* [REQUIRED WORK]: Print each line exactly as it is given.

* [RECORDS FOR THE EXERCISE]:
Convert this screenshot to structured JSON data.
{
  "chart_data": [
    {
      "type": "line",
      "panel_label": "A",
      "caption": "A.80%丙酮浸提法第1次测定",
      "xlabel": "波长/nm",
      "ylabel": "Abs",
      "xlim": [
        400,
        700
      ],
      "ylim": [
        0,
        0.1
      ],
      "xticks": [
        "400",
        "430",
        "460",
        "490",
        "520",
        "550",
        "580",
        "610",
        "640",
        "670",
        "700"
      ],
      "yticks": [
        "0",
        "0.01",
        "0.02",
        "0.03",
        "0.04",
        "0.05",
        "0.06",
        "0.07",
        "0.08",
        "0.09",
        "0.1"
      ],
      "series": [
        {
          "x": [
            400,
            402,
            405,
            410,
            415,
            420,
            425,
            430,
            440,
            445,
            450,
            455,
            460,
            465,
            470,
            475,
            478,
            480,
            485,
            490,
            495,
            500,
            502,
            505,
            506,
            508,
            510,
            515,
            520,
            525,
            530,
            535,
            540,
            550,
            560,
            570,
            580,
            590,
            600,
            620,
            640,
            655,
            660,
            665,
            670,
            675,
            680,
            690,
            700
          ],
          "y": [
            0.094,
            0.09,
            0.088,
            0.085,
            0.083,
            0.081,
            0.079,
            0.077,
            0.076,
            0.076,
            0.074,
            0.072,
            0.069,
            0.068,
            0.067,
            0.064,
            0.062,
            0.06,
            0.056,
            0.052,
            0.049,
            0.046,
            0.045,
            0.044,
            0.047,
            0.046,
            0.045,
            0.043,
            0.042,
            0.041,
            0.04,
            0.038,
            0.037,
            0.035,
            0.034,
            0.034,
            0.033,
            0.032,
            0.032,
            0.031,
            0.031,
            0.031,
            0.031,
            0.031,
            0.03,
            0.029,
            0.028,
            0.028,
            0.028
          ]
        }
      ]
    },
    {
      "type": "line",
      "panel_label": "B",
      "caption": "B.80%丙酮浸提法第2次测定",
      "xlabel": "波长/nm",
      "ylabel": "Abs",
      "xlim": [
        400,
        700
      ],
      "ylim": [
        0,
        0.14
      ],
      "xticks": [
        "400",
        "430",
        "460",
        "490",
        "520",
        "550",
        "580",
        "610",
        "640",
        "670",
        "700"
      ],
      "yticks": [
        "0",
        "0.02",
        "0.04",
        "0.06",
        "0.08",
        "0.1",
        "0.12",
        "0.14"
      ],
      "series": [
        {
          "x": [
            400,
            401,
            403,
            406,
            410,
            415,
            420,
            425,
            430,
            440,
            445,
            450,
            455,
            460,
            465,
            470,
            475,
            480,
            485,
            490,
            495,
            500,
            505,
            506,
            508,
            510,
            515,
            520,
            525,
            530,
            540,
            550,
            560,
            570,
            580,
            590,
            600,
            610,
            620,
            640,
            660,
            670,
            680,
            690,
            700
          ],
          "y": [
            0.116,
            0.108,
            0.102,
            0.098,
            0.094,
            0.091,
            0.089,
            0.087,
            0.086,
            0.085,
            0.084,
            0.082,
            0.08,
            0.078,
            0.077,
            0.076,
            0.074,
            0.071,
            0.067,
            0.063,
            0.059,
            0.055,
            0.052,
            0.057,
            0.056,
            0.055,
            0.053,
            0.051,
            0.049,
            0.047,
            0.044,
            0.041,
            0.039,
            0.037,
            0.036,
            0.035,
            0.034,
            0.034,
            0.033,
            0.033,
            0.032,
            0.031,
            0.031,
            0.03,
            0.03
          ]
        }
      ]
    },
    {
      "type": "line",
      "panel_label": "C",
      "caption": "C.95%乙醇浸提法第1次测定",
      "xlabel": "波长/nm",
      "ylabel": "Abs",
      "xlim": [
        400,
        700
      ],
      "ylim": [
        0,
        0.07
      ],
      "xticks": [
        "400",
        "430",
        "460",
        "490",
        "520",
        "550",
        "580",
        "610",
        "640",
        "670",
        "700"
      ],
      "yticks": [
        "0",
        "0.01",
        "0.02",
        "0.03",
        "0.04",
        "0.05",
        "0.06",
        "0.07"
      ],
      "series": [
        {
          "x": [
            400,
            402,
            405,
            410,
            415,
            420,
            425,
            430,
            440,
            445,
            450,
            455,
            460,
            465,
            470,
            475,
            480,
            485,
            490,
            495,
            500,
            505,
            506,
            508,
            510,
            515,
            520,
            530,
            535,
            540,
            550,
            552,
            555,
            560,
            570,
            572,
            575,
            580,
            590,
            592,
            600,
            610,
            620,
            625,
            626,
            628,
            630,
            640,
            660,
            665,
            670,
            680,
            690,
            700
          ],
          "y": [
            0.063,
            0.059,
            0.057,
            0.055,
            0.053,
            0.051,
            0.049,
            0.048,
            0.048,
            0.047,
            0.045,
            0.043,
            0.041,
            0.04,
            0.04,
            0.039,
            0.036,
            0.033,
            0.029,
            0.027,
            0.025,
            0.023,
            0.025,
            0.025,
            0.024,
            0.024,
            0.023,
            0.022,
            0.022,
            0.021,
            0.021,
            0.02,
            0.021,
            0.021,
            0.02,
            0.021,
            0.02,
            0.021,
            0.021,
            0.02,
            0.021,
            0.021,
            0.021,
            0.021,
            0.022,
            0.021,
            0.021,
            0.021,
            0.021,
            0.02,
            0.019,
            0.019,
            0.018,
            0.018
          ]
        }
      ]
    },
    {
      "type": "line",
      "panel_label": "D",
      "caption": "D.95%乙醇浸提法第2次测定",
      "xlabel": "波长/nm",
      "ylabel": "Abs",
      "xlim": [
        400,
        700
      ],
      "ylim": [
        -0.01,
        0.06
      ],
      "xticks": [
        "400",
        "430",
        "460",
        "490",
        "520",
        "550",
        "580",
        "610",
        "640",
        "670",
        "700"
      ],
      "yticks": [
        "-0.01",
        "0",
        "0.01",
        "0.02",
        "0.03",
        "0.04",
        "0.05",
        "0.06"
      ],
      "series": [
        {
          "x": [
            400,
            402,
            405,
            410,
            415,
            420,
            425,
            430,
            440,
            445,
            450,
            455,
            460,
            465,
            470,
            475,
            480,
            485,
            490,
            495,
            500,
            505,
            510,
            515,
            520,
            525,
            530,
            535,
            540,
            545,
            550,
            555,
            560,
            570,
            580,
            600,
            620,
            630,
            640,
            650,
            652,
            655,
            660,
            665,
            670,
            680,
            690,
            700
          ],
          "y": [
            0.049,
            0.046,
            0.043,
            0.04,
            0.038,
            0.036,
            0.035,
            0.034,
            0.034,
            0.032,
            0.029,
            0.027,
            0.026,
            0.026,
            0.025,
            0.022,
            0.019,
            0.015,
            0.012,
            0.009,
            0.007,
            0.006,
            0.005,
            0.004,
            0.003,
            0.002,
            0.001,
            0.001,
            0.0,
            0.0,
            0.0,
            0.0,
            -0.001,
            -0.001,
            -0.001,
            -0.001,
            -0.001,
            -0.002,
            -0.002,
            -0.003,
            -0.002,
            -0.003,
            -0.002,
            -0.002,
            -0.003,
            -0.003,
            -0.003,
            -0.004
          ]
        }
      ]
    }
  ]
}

* [SOLUTION TO THE EXERCISE]:
Convert this screenshot to structured JSON data.
{
  "chart_data": [
    {
      "type": "line",
      "panel_label": "A",
      "caption": "A.80%丙酮浸提法第1次测定",
      "xlabel": "波长/nm",
      "ylabel": "Abs",
      "xlim": [
        400,
        700
      ],
      "ylim": [
        0,
        0.1
      ],
      "xticks": [
        "400",
        "430",
        "460",
        "490",
        "520",
        "550",
        "580",
        "610",
        "640",
        "670",
        "700"
      ],
      "yticks": [
        "0",
        "0.01",
        "0.02",
        "0.03",
        "0.04",
        "0.05",
        "0.06",
        "0.07",
        "0.08",
        "0.09",
        "0.1"
      ],
      "series": [
        {
          "x": [
            400,
            402,
            405,
            410,
            415,
            420,
            425,
            430,
            440,
            445,
            450,
            455,
            460,
            465,
            470,
            475,
            478,
            480,
            485,
            490,
            495,
            500,
            502,
            505,
            506,
            508,
            510,
            515,
            520,
            525,
            530,
            535,
            540,
            550,
            560,
            570,
            580,
            590,
            600,
            620,
            640,
            655,
            660,
            665,
            670,
            675,
            680,
            690,
            700
          ],
          "y": [
            0.094,
            0.09,
            0.088,
            0.085,
            0.083,
            0.081,
            0.079,
            0.077,
            0.076,
            0.076,
            0.074,
            0.072,
            0.069,
            0.068,
            0.067,
            0.064,
            0.062,
            0.06,
            0.056,
            0.052,
            0.049,
            0.046,
            0.045,
            0.044,
            0.047,
            0.046,
            0.045,
            0.043,
            0.042,
            0.041,
            0.04,
            0.038,
            0.037,
            0.035,
            0.034,
            0.034,
            0.033,
            0.032,
            0.032,
            0.031,
            0.031,
            0.031,
            0.031,
            0.031,
            0.03,
            0.029,
            0.028,
            0.028,
            0.028
          ]
        }
      ]
    },
    {
      "type": "line",
      "panel_label": "B",
      "caption": "B.80%丙酮浸提法第2次测定",
      "xlabel": "波长/nm",
      "ylabel": "Abs",
      "xlim": [
        400,
        700
      ],
      "ylim": [
        0,
        0.14
      ],
      "xticks": [
        "400",
        "430",
        "460",
        "490",
        "520",
        "550",
        "580",
        "610",
        "640",
        "670",
        "700"
      ],
      "yticks": [
        "0",
        "0.02",
        "0.04",
        "0.06",
        "0.08",
        "0.1",
        "0.12",
        "0.14"
      ],
      "series": [
        {
          "x": [
            400,
            401,
            403,
            406,
            410,
            415,
            420,
            425,
            430,
            440,
            445,
            450,
            455,
            460,
            465,
            470,
            475,
            480,
            485,
            490,
            495,
            500,
            505,
            506,
            508,
            510,
            515,
            520,
            525,
            530,
            540,
            550,
            560,
            570,
            580,
            590,
            600,
            610,
            620,
            640,
            660,
            670,
            680,
            690,
            700
          ],
          "y": [
            0.116,
            0.108,
            0.102,
            0.098,
            0.094,
            0.091,
            0.089,
            0.087,
            0.086,
            0.085,
            0.084,
            0.082,
            0.08,
            0.078,
            0.077,
            0.076,
            0.074,
            0.071,
            0.067,
            0.063,
            0.059,
            0.055,
            0.052,
            0.057,
            0.056,
            0.055,
            0.053,
            0.051,
            0.049,
            0.047,
            0.044,
            0.041,
            0.039,
            0.037,
            0.036,
            0.035,
            0.034,
            0.034,
            0.033,
            0.033,
            0.032,
            0.031,
            0.031,
            0.03,
            0.03
          ]
        }
      ]
    },
    {
      "type": "line",
      "panel_label": "C",
      "caption": "C.95%乙醇浸提法第1次测定",
      "xlabel": "波长/nm",
      "ylabel": "Abs",
      "xlim": [
        400,
        700
      ],
      "ylim": [
        0,
        0.07
      ],
      "xticks": [
        "400",
        "430",
        "460",
        "490",
        "520",
        "550",
        "580",
        "610",
        "640",
        "670",
        "700"
      ],
      "yticks": [
        "0",
        "0.01",
        "0.02",
        "0.03",
        "0.04",
        "0.05",
        "0.06",
        "0.07"
      ],
      "series": [
        {
          "x": [
            400,
            402,
            405,
            410,
            415,
            420,
            425,
            430,
            440,
            445,
            450,
            455,
            460,
            465,
            470,
            475,
            480,
            485,
            490,
            495,
            500,
            505,
            506,
            508,
            510,
            515,
            520,
            530,
            535,
            540,
            550,
            552,
            555,
            560,
            570,
            572,
            575,
            580,
            590,
            592,
            600,
            610,
            620,
            625,
            626,
            628,
            630,
            640,
            660,
            665,
            670,
            680,
            690,
            700
          ],
          "y": [
            0.063,
            0.059,
            0.057,
            0.055,
            0.053,
            0.051,
            0.049,
            0.048,
            0.048,
            0.047,
            0.045,
            0.043,
            0.041,
            0.04,
            0.04,
            0.039,
            0.036,
            0.033,
            0.029,
            0.027,
            0.025,
            0.023,
            0.025,
            0.025,
            0.024,
            0.024,
            0.023,
            0.022,
            0.022,
            0.021,
            0.021,
            0.02,
            0.021,
            0.021,
            0.02,
            0.021,
            0.02,
            0.021,
            0.021,
            0.02,
            0.021,
            0.021,
            0.021,
            0.021,
            0.022,
            0.021,
            0.021,
            0.021,
            0.021,
            0.02,
            0.019,
            0.019,
            0.018,
            0.018
          ]
        }
      ]
    },
    {
      "type": "line",
      "panel_label": "D",
      "caption": "D.95%乙醇浸提法第2次测定",
      "xlabel": "波长/nm",
      "ylabel": "Abs",
      "xlim": [
        400,
        700
      ],
      "ylim": [
        -0.01,
        0.06
      ],
      "xticks": [
        "400",
        "430",
        "460",
        "490",
        "520",
        "550",
        "580",
        "610",
        "640",
        "670",
        "700"
      ],
      "yticks": [
        "-0.01",
        "0",
        "0.01",
        "0.02",
        "0.03",
        "0.04",
        "0.05",
        "0.06"
      ],
      "series": [
        {
          "x": [
            400,
            402,
            405,
            410,
            415,
            420,
            425,
            430,
            440,
            445,
            450,
            455,
            460,
            465,
            470,
            475,
            480,
            485,
            490,
            495,
            500,
            505,
            510,
            515,
            520,
            525,
            530,
            535,
            540,
            545,
            550,
            555,
            560,
            570,
            580,
            600,
            620,
            630,
            640,
            650,
            652,
            655,
            660,
            665,
            670,
            680,
            690,
            700
          ],
          "y": [
            0.049,
            0.046,
            0.043,
            0.04,
            0.038,
            0.036,
            0.035,
            0.034,
            0.034,
            0.032,
            0.029,
            0.027,
            0.026,
            0.026,
            0.025,
            0.022,
            0.019,
            0.015,
            0.012,
            0.009,
            0.007,
            0.006,
            0.005,
            0.004,
            0.003,
            0.002,
            0.001,
            0.001,
            0.0,
            0.0,
            0.0,
            0.0,
            -0.001,
            -0.001,
            -0.001,
            -0.001,
            -0.001,
            -0.002,
            -0.002,
            -0.003,
            -0.002,
            -0.003,
            -0.002,
            -0.002,
            -0.003,
            -0.003,
            -0.003,
            -0.004
          ]
        }
      ]
    }
  ]
}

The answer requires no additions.